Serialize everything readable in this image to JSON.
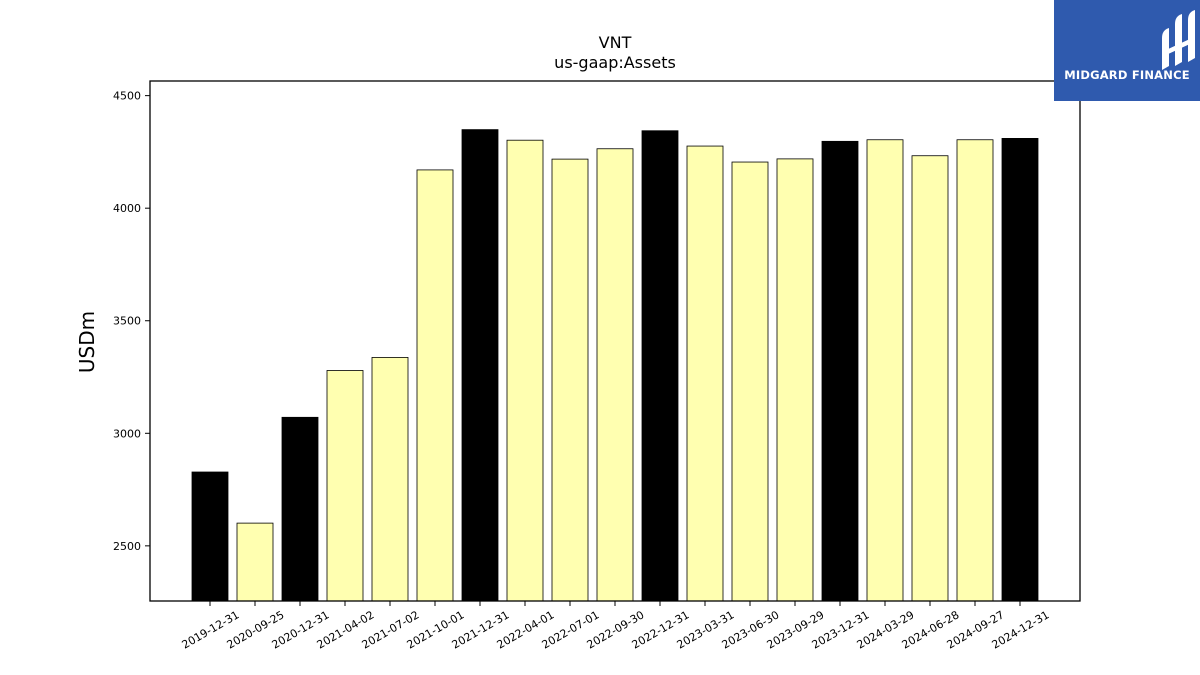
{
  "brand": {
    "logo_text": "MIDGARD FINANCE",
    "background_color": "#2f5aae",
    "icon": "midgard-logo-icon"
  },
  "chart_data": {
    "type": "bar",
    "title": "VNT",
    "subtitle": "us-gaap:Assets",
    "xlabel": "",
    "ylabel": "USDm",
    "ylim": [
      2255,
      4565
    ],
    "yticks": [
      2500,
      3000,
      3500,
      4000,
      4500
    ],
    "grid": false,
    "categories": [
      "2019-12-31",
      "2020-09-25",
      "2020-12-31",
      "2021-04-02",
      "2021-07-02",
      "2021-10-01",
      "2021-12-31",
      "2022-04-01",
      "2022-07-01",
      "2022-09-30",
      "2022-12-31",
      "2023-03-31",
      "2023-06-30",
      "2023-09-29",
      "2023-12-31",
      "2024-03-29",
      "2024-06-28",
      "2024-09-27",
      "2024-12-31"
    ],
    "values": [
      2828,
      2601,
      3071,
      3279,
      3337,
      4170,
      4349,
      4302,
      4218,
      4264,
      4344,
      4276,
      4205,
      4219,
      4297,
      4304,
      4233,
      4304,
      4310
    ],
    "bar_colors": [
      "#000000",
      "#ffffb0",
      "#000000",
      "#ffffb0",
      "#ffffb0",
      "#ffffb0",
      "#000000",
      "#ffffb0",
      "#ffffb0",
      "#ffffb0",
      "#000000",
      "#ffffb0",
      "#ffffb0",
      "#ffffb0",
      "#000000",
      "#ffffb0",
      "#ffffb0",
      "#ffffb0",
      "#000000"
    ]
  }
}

====================

What this task involves:
Write out the full listing verbatim, excluding its pictures.

Written reply:
Serialize everything readable in this image to JSON.
{
  "brand": {
    "logo_text": "MIDGARD FINANCE",
    "background_color": "#2f5aae",
    "icon": "midgard-logo-icon"
  },
  "chart_data": {
    "type": "bar",
    "title": "VNT",
    "subtitle": "us-gaap:Assets",
    "xlabel": "",
    "ylabel": "USDm",
    "ylim": [
      2255,
      4565
    ],
    "yticks": [
      2500,
      3000,
      3500,
      4000,
      4500
    ],
    "grid": false,
    "categories": [
      "2019-12-31",
      "2020-09-25",
      "2020-12-31",
      "2021-04-02",
      "2021-07-02",
      "2021-10-01",
      "2021-12-31",
      "2022-04-01",
      "2022-07-01",
      "2022-09-30",
      "2022-12-31",
      "2023-03-31",
      "2023-06-30",
      "2023-09-29",
      "2023-12-31",
      "2024-03-29",
      "2024-06-28",
      "2024-09-27",
      "2024-12-31"
    ],
    "values": [
      2828,
      2601,
      3071,
      3279,
      3337,
      4170,
      4349,
      4302,
      4218,
      4264,
      4344,
      4276,
      4205,
      4219,
      4297,
      4304,
      4233,
      4304,
      4310
    ],
    "bar_colors": [
      "#000000",
      "#ffffb0",
      "#000000",
      "#ffffb0",
      "#ffffb0",
      "#ffffb0",
      "#000000",
      "#ffffb0",
      "#ffffb0",
      "#ffffb0",
      "#000000",
      "#ffffb0",
      "#ffffb0",
      "#ffffb0",
      "#000000",
      "#ffffb0",
      "#ffffb0",
      "#ffffb0",
      "#000000"
    ]
  }
}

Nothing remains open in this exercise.